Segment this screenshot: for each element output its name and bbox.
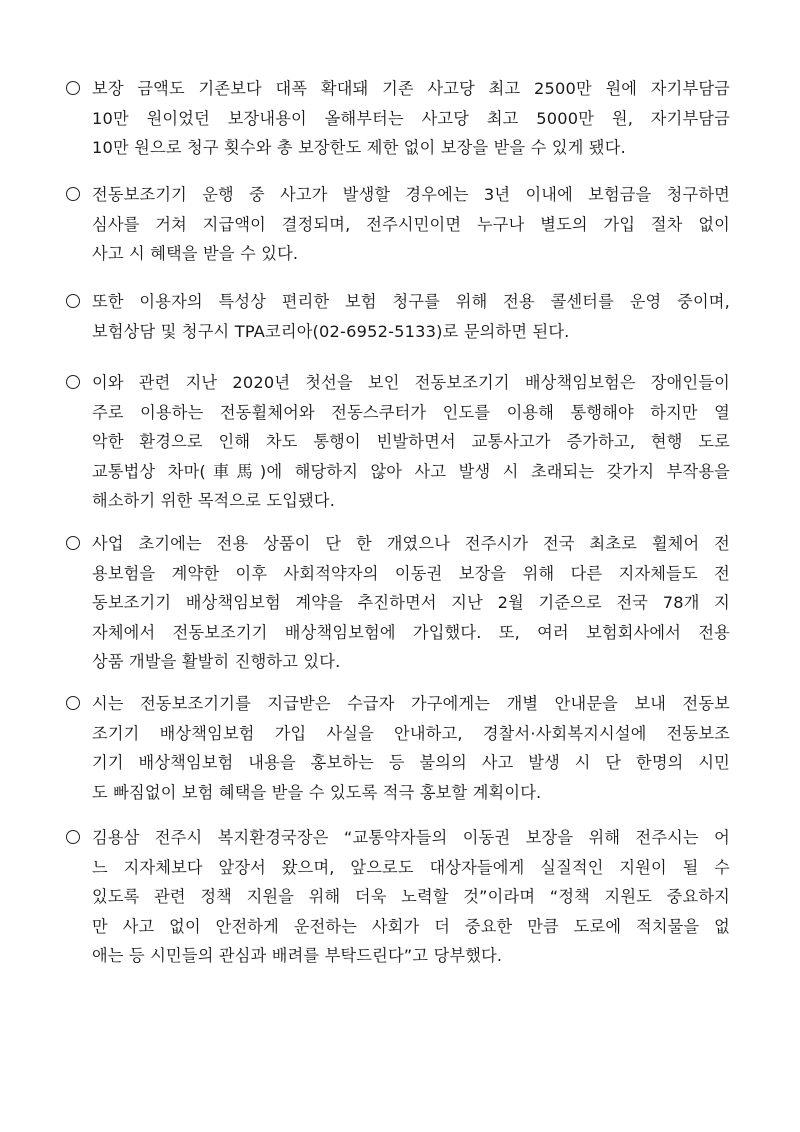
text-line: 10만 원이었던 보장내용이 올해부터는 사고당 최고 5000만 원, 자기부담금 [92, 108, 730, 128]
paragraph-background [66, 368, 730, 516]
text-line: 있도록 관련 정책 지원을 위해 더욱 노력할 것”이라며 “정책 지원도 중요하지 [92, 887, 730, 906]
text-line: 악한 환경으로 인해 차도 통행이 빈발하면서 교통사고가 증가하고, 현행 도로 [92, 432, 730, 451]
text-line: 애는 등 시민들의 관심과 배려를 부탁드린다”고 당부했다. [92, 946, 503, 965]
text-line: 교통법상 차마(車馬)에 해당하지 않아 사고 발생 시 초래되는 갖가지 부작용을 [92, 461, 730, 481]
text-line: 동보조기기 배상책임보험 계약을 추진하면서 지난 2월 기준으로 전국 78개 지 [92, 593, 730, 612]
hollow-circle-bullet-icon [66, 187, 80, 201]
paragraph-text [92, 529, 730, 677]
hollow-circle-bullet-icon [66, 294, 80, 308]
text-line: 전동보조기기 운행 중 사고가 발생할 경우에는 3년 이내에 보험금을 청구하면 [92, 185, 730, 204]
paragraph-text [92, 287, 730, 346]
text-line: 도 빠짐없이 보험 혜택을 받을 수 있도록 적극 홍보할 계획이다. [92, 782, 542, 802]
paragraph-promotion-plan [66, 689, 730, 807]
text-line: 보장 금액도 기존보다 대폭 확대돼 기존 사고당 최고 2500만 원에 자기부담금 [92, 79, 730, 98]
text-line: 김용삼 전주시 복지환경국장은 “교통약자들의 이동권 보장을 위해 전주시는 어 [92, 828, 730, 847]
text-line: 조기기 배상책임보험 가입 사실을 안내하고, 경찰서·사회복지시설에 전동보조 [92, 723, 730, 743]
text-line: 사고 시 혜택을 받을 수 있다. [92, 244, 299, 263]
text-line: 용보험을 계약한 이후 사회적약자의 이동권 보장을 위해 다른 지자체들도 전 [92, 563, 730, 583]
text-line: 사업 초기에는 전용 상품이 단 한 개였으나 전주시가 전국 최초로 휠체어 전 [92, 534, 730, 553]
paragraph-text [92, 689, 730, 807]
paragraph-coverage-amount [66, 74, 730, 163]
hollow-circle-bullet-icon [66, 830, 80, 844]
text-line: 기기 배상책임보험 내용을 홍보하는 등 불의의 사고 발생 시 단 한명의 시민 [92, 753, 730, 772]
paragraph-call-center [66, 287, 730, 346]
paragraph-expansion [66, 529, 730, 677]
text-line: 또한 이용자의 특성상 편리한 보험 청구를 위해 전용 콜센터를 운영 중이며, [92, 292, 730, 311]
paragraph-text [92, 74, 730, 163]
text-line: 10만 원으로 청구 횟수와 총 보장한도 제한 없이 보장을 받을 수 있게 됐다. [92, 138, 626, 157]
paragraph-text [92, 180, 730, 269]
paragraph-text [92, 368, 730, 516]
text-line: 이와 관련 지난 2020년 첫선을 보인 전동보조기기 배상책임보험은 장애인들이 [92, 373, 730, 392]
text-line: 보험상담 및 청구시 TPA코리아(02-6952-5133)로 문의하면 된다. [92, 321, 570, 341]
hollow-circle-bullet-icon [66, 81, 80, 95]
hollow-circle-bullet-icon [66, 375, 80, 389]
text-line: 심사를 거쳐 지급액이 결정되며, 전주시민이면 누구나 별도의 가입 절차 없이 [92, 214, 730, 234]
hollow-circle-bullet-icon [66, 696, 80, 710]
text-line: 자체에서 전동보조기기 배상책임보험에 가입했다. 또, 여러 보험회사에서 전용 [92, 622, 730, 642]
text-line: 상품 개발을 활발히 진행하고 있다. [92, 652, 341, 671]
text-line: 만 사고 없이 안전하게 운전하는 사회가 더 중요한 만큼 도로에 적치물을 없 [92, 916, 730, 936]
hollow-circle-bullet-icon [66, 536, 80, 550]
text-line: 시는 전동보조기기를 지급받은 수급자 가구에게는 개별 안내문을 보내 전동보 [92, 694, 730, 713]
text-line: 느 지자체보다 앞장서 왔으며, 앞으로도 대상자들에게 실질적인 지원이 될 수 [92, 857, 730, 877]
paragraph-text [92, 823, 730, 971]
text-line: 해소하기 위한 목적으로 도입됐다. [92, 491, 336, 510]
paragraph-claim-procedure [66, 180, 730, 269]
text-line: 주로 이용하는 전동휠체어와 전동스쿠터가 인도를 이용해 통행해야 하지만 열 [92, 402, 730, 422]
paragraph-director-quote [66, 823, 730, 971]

————————

Что требуется:
Оформите все строки приведенных выше данных в виде нумерованного списка без пустых строк. Изображения в ответ не включайте.

Результат выполнения:
1. Segment this screenshot: for each element output its name and bbox.
2. text-line: 10만 원이었던 보장내용이 올해부터는 사고당 최고 5000만 원, 자기부담금 [92, 108, 730, 128]
3. paragraph-background [66, 368, 730, 516]
4. text-line: 있도록 관련 정책 지원을 위해 더욱 노력할 것”이라며 “정책 지원도 중요하지 [92, 887, 730, 906]
5. text-line: 악한 환경으로 인해 차도 통행이 빈발하면서 교통사고가 증가하고, 현행 도로 [92, 432, 730, 451]
6. text-line: 애는 등 시민들의 관심과 배려를 부탁드린다”고 당부했다. [92, 946, 503, 965]
7. text-line: 교통법상 차마(車馬)에 해당하지 않아 사고 발생 시 초래되는 갖가지 부작용을 [92, 461, 730, 481]
8. text-line: 동보조기기 배상책임보험 계약을 추진하면서 지난 2월 기준으로 전국 78개 지 [92, 593, 730, 612]
9. hollow-circle-bullet-icon [66, 187, 80, 201]
10. paragraph-text [92, 529, 730, 677]
11. hollow-circle-bullet-icon [66, 294, 80, 308]
12. text-line: 전동보조기기 운행 중 사고가 발생할 경우에는 3년 이내에 보험금을 청구하면 [92, 185, 730, 204]
13. paragraph-text [92, 287, 730, 346]
14. text-line: 도 빠짐없이 보험 혜택을 받을 수 있도록 적극 홍보할 계획이다. [92, 782, 542, 802]
15. paragraph-promotion-plan [66, 689, 730, 807]
16. text-line: 보장 금액도 기존보다 대폭 확대돼 기존 사고당 최고 2500만 원에 자기부담금 [92, 79, 730, 98]
17. text-line: 김용삼 전주시 복지환경국장은 “교통약자들의 이동권 보장을 위해 전주시는 어 [92, 828, 730, 847]
18. text-line: 조기기 배상책임보험 가입 사실을 안내하고, 경찰서·사회복지시설에 전동보조 [92, 723, 730, 743]
19. text-line: 사고 시 혜택을 받을 수 있다. [92, 244, 299, 263]
20. text-line: 용보험을 계약한 이후 사회적약자의 이동권 보장을 위해 다른 지자체들도 전 [92, 563, 730, 583]
21. text-line: 사업 초기에는 전용 상품이 단 한 개였으나 전주시가 전국 최초로 휠체어 전 [92, 534, 730, 553]
22. paragraph-text [92, 689, 730, 807]
23. paragraph-coverage-amount [66, 74, 730, 163]
24. hollow-circle-bullet-icon [66, 830, 80, 844]
25. text-line: 기기 배상책임보험 내용을 홍보하는 등 불의의 사고 발생 시 단 한명의 시민 [92, 753, 730, 772]
26. paragraph-call-center [66, 287, 730, 346]
27. paragraph-expansion [66, 529, 730, 677]
28. text-line: 또한 이용자의 특성상 편리한 보험 청구를 위해 전용 콜센터를 운영 중이며, [92, 292, 730, 311]
29. paragraph-text [92, 74, 730, 163]
30. text-line: 10만 원으로 청구 횟수와 총 보장한도 제한 없이 보장을 받을 수 있게 됐다. [92, 138, 626, 157]
31. paragraph-text [92, 180, 730, 269]
32. paragraph-text [92, 368, 730, 516]
33. text-line: 이와 관련 지난 2020년 첫선을 보인 전동보조기기 배상책임보험은 장애인들이 [92, 373, 730, 392]
34. text-line: 보험상담 및 청구시 TPA코리아(02-6952-5133)로 문의하면 된다. [92, 321, 570, 341]
35. hollow-circle-bullet-icon [66, 81, 80, 95]
36. hollow-circle-bullet-icon [66, 375, 80, 389]
37. text-line: 심사를 거쳐 지급액이 결정되며, 전주시민이면 누구나 별도의 가입 절차 없이 [92, 214, 730, 234]
38. hollow-circle-bullet-icon [66, 696, 80, 710]
39. text-line: 자체에서 전동보조기기 배상책임보험에 가입했다. 또, 여러 보험회사에서 전용 [92, 622, 730, 642]
40. text-line: 상품 개발을 활발히 진행하고 있다. [92, 652, 341, 671]
41. text-line: 만 사고 없이 안전하게 운전하는 사회가 더 중요한 만큼 도로에 적치물을 없 [92, 916, 730, 936]
42. hollow-circle-bullet-icon [66, 536, 80, 550]
43. text-line: 시는 전동보조기기를 지급받은 수급자 가구에게는 개별 안내문을 보내 전동보 [92, 694, 730, 713]
44. text-line: 느 지자체보다 앞장서 왔으며, 앞으로도 대상자들에게 실질적인 지원이 될 수 [92, 857, 730, 877]
45. paragraph-text [92, 823, 730, 971]
46. text-line: 해소하기 위한 목적으로 도입됐다. [92, 491, 336, 510]
47. paragraph-claim-procedure [66, 180, 730, 269]
48. text-line: 주로 이용하는 전동휠체어와 전동스쿠터가 인도를 이용해 통행해야 하지만 열 [92, 402, 730, 422]
49. paragraph-director-quote [66, 823, 730, 971]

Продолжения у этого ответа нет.